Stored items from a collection

|---|

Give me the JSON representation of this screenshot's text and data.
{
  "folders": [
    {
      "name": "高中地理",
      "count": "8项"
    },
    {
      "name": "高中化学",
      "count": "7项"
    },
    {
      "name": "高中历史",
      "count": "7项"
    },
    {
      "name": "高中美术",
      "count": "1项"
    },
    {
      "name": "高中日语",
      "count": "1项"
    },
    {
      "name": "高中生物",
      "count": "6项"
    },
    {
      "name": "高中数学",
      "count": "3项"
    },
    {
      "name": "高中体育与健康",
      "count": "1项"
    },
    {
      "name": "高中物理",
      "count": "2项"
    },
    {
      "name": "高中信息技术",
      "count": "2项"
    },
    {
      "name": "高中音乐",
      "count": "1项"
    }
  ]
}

|---|

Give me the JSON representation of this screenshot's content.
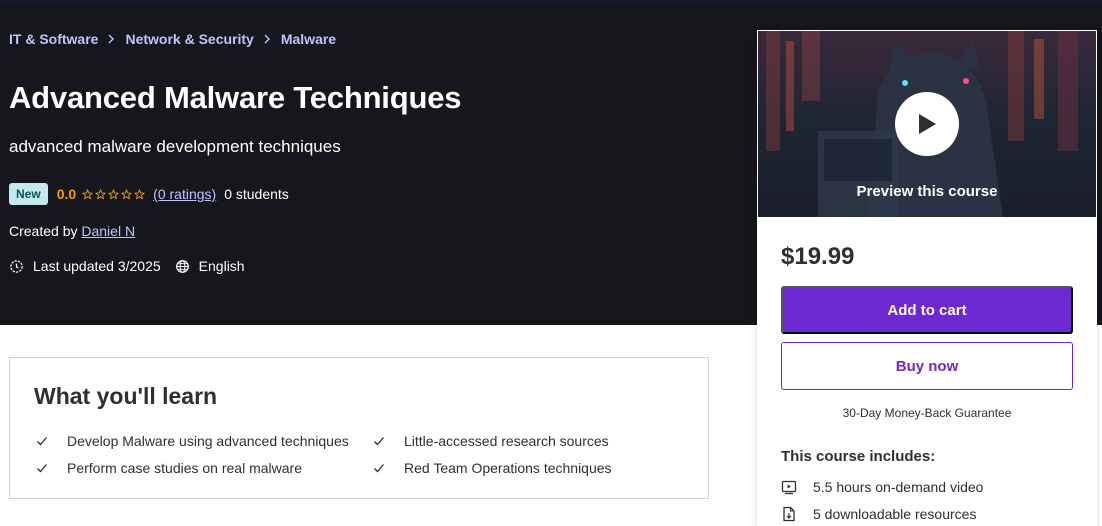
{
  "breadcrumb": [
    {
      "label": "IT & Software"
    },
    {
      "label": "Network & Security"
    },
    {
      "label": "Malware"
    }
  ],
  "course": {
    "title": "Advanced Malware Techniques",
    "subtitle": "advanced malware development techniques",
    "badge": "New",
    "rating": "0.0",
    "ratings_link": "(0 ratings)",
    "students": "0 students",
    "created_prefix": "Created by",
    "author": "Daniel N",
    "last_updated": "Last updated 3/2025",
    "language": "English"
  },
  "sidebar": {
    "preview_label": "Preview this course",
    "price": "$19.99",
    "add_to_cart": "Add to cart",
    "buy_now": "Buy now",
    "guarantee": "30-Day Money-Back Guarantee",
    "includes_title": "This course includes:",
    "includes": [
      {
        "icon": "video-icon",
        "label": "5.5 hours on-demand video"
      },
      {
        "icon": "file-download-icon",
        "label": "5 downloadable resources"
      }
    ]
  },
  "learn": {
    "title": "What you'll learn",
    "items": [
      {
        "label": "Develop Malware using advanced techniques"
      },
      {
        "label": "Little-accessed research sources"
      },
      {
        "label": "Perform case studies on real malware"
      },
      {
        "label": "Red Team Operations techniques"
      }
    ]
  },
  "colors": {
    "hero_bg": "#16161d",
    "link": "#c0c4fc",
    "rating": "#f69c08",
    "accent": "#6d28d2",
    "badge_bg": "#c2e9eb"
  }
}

|---|

## What you will do
Extract all lines that hold the word "JSON".

## Worked solution
Give me the JSON representation of this screenshot's text and data.
Give me the JSON representation of this screenshot's content.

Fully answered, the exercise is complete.